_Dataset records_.
----------------------------------------

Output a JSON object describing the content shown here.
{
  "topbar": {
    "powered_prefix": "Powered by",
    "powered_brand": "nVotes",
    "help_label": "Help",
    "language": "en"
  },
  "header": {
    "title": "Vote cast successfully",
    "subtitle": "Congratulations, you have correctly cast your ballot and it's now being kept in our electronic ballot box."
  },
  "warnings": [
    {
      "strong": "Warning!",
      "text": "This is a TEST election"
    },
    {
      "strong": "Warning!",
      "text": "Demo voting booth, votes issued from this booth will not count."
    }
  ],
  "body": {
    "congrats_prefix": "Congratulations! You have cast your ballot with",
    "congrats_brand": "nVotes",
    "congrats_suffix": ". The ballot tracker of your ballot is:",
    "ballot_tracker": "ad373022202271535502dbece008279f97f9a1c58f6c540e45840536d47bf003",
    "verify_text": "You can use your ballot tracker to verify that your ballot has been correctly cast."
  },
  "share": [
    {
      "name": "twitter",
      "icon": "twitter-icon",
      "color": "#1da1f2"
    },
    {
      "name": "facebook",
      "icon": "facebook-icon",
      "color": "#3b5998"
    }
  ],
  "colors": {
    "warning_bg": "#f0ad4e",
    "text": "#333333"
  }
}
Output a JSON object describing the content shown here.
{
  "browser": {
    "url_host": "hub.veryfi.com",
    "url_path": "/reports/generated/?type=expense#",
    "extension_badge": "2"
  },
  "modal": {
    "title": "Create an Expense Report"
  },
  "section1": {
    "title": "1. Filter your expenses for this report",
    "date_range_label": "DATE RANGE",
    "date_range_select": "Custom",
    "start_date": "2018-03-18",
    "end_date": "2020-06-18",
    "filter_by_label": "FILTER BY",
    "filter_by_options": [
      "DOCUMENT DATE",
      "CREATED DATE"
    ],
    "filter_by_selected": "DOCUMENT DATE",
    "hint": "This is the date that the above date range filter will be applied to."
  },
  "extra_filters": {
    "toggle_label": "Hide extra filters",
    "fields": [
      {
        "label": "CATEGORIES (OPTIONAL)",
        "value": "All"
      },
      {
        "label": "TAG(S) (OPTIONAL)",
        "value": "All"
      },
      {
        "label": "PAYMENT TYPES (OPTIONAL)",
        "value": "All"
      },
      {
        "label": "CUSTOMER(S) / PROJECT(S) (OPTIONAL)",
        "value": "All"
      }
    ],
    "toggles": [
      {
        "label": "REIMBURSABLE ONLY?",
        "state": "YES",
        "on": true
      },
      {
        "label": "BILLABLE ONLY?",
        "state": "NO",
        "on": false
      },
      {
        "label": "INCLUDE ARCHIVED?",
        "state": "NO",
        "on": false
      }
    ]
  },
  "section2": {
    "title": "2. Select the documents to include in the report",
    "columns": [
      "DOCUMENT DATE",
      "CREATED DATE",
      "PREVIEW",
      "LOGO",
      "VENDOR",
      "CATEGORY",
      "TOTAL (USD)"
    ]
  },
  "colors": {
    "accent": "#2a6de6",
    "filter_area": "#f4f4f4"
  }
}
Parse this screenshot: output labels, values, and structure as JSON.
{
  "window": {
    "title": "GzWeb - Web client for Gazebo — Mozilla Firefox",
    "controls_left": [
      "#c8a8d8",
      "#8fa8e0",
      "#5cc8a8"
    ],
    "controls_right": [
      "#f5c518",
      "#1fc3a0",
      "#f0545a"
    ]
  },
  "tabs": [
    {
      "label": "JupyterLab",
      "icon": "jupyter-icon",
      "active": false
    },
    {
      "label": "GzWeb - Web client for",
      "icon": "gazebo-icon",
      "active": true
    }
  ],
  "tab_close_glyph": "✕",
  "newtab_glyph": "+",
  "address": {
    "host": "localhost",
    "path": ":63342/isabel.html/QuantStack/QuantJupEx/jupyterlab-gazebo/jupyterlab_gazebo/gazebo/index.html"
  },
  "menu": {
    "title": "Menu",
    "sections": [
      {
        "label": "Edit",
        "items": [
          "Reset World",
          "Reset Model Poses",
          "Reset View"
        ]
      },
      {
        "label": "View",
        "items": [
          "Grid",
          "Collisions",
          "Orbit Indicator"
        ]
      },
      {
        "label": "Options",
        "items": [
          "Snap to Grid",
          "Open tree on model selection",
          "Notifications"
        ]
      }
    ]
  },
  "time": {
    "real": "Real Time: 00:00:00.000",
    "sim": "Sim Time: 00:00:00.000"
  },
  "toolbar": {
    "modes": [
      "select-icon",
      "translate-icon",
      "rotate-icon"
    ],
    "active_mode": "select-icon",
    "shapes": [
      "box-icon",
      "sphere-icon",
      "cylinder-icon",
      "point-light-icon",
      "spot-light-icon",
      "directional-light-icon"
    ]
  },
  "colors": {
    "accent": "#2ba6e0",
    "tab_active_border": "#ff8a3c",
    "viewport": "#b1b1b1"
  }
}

----------------------------------------

_Task instructions_.
Print out every record again, exactly and in full.

_Solution_.
Output a JSON object describing the content shown here.
{
  "topbar": {
    "powered_prefix": "Powered by",
    "powered_brand": "nVotes",
    "help_label": "Help",
    "language": "en"
  },
  "header": {
    "title": "Vote cast successfully",
    "subtitle": "Congratulations, you have correctly cast your ballot and it's now being kept in our electronic ballot box."
  },
  "warnings": [
    {
      "strong": "Warning!",
      "text": "This is a TEST election"
    },
    {
      "strong": "Warning!",
      "text": "Demo voting booth, votes issued from this booth will not count."
    }
  ],
  "body": {
    "congrats_prefix": "Congratulations! You have cast your ballot with",
    "congrats_brand": "nVotes",
    "congrats_suffix": ". The ballot tracker of your ballot is:",
    "ballot_tracker": "ad373022202271535502dbece008279f97f9a1c58f6c540e45840536d47bf003",
    "verify_text": "You can use your ballot tracker to verify that your ballot has been correctly cast."
  },
  "share": [
    {
      "name": "twitter",
      "icon": "twitter-icon",
      "color": "#1da1f2"
    },
    {
      "name": "facebook",
      "icon": "facebook-icon",
      "color": "#3b5998"
    }
  ],
  "colors": {
    "warning_bg": "#f0ad4e",
    "text": "#333333"
  }
}
Output a JSON object describing the content shown here.
{
  "browser": {
    "url_host": "hub.veryfi.com",
    "url_path": "/reports/generated/?type=expense#",
    "extension_badge": "2"
  },
  "modal": {
    "title": "Create an Expense Report"
  },
  "section1": {
    "title": "1. Filter your expenses for this report",
    "date_range_label": "DATE RANGE",
    "date_range_select": "Custom",
    "start_date": "2018-03-18",
    "end_date": "2020-06-18",
    "filter_by_label": "FILTER BY",
    "filter_by_options": [
      "DOCUMENT DATE",
      "CREATED DATE"
    ],
    "filter_by_selected": "DOCUMENT DATE",
    "hint": "This is the date that the above date range filter will be applied to."
  },
  "extra_filters": {
    "toggle_label": "Hide extra filters",
    "fields": [
      {
        "label": "CATEGORIES (OPTIONAL)",
        "value": "All"
      },
      {
        "label": "TAG(S) (OPTIONAL)",
        "value": "All"
      },
      {
        "label": "PAYMENT TYPES (OPTIONAL)",
        "value": "All"
      },
      {
        "label": "CUSTOMER(S) / PROJECT(S) (OPTIONAL)",
        "value": "All"
      }
    ],
    "toggles": [
      {
        "label": "REIMBURSABLE ONLY?",
        "state": "YES",
        "on": true
      },
      {
        "label": "BILLABLE ONLY?",
        "state": "NO",
        "on": false
      },
      {
        "label": "INCLUDE ARCHIVED?",
        "state": "NO",
        "on": false
      }
    ]
  },
  "section2": {
    "title": "2. Select the documents to include in the report",
    "columns": [
      "DOCUMENT DATE",
      "CREATED DATE",
      "PREVIEW",
      "LOGO",
      "VENDOR",
      "CATEGORY",
      "TOTAL (USD)"
    ]
  },
  "colors": {
    "accent": "#2a6de6",
    "filter_area": "#f4f4f4"
  }
}
Parse this screenshot: output labels, values, and structure as JSON.
{
  "window": {
    "title": "GzWeb - Web client for Gazebo — Mozilla Firefox",
    "controls_left": [
      "#c8a8d8",
      "#8fa8e0",
      "#5cc8a8"
    ],
    "controls_right": [
      "#f5c518",
      "#1fc3a0",
      "#f0545a"
    ]
  },
  "tabs": [
    {
      "label": "JupyterLab",
      "icon": "jupyter-icon",
      "active": false
    },
    {
      "label": "GzWeb - Web client for",
      "icon": "gazebo-icon",
      "active": true
    }
  ],
  "tab_close_glyph": "✕",
  "newtab_glyph": "+",
  "address": {
    "host": "localhost",
    "path": ":63342/isabel.html/QuantStack/QuantJupEx/jupyterlab-gazebo/jupyterlab_gazebo/gazebo/index.html"
  },
  "menu": {
    "title": "Menu",
    "sections": [
      {
        "label": "Edit",
        "items": [
          "Reset World",
          "Reset Model Poses",
          "Reset View"
        ]
      },
      {
        "label": "View",
        "items": [
          "Grid",
          "Collisions",
          "Orbit Indicator"
        ]
      },
      {
        "label": "Options",
        "items": [
          "Snap to Grid",
          "Open tree on model selection",
          "Notifications"
        ]
      }
    ]
  },
  "time": {
    "real": "Real Time: 00:00:00.000",
    "sim": "Sim Time: 00:00:00.000"
  },
  "toolbar": {
    "modes": [
      "select-icon",
      "translate-icon",
      "rotate-icon"
    ],
    "active_mode": "select-icon",
    "shapes": [
      "box-icon",
      "sphere-icon",
      "cylinder-icon",
      "point-light-icon",
      "spot-light-icon",
      "directional-light-icon"
    ]
  },
  "colors": {
    "accent": "#2ba6e0",
    "tab_active_border": "#ff8a3c",
    "viewport": "#b1b1b1"
  }
}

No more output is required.